-------- Provided information

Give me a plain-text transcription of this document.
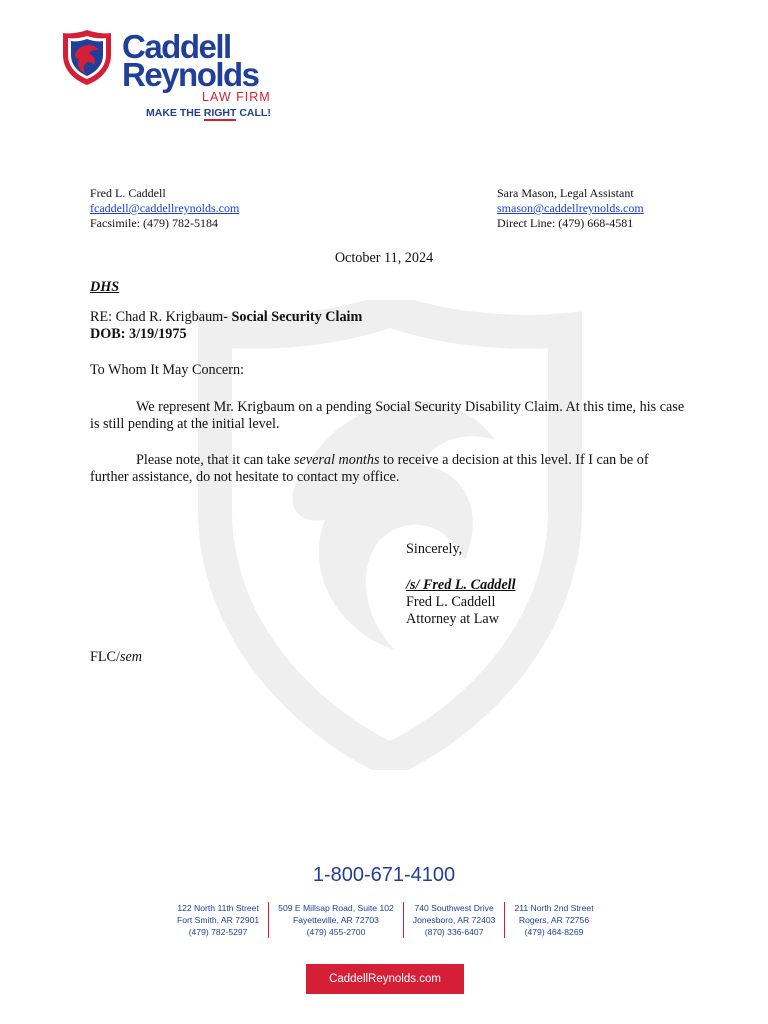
Caddell
Reynolds
LAW FIRM
MAKE THE RIGHT CALL!
Fred L. Caddell
fcaddell@caddellreynolds.com
Facsimile: (479) 782-5184
Sara Mason, Legal Assistant
smason@caddellreynolds.com
Direct Line: (479) 668-4581
October 11, 2024
DHS
RE: Chad R. Krigbaum- Social Security Claim
DOB: 3/19/1975
To Whom It May Concern:
We represent Mr. Krigbaum on a pending Social Security Disability Claim. At this time, his case is still pending at the initial level.
Please note, that it can take several months to receive a decision at this level. If I can be of further assistance, do not hesitate to contact my office.
Sincerely,
/s/ Fred L. Caddell
Fred L. Caddell
Attorney at Law
FLC/sem
1-800-671-4100
122 North 11th Street
Fort Smith, AR 72901
(479) 782-5297
509 E Millsap Road, Suite 102
Fayetteville, AR 72703
(479) 455-2700
740 Southwest Drive
Jonesboro, AR 72403
(870) 336-6407
211 North 2nd Street
Rogers, AR 72756
(479) 464-8269
CaddellReynolds.com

----------------

• **What you need to do**
Leave out every picture and copy the rest of the records exactly.

• **Expected output**
Give me a plain-text transcription of this document.
Caddell
Reynolds
LAW FIRM
MAKE THE RIGHT CALL!
Fred L. Caddell
fcaddell@caddellreynolds.com
Facsimile: (479) 782-5184
Sara Mason, Legal Assistant
smason@caddellreynolds.com
Direct Line: (479) 668-4581
October 11, 2024
DHS
RE: Chad R. Krigbaum- Social Security Claim
DOB: 3/19/1975
To Whom It May Concern:
We represent Mr. Krigbaum on a pending Social Security Disability Claim. At this time, his case is still pending at the initial level.
Please note, that it can take several months to receive a decision at this level. If I can be of further assistance, do not hesitate to contact my office.
Sincerely,
/s/ Fred L. Caddell
Fred L. Caddell
Attorney at Law
FLC/sem
1-800-671-4100
122 North 11th Street
Fort Smith, AR 72901
(479) 782-5297
509 E Millsap Road, Suite 102
Fayetteville, AR 72703
(479) 455-2700
740 Southwest Drive
Jonesboro, AR 72403
(870) 336-6407
211 North 2nd Street
Rogers, AR 72756
(479) 464-8269
CaddellReynolds.com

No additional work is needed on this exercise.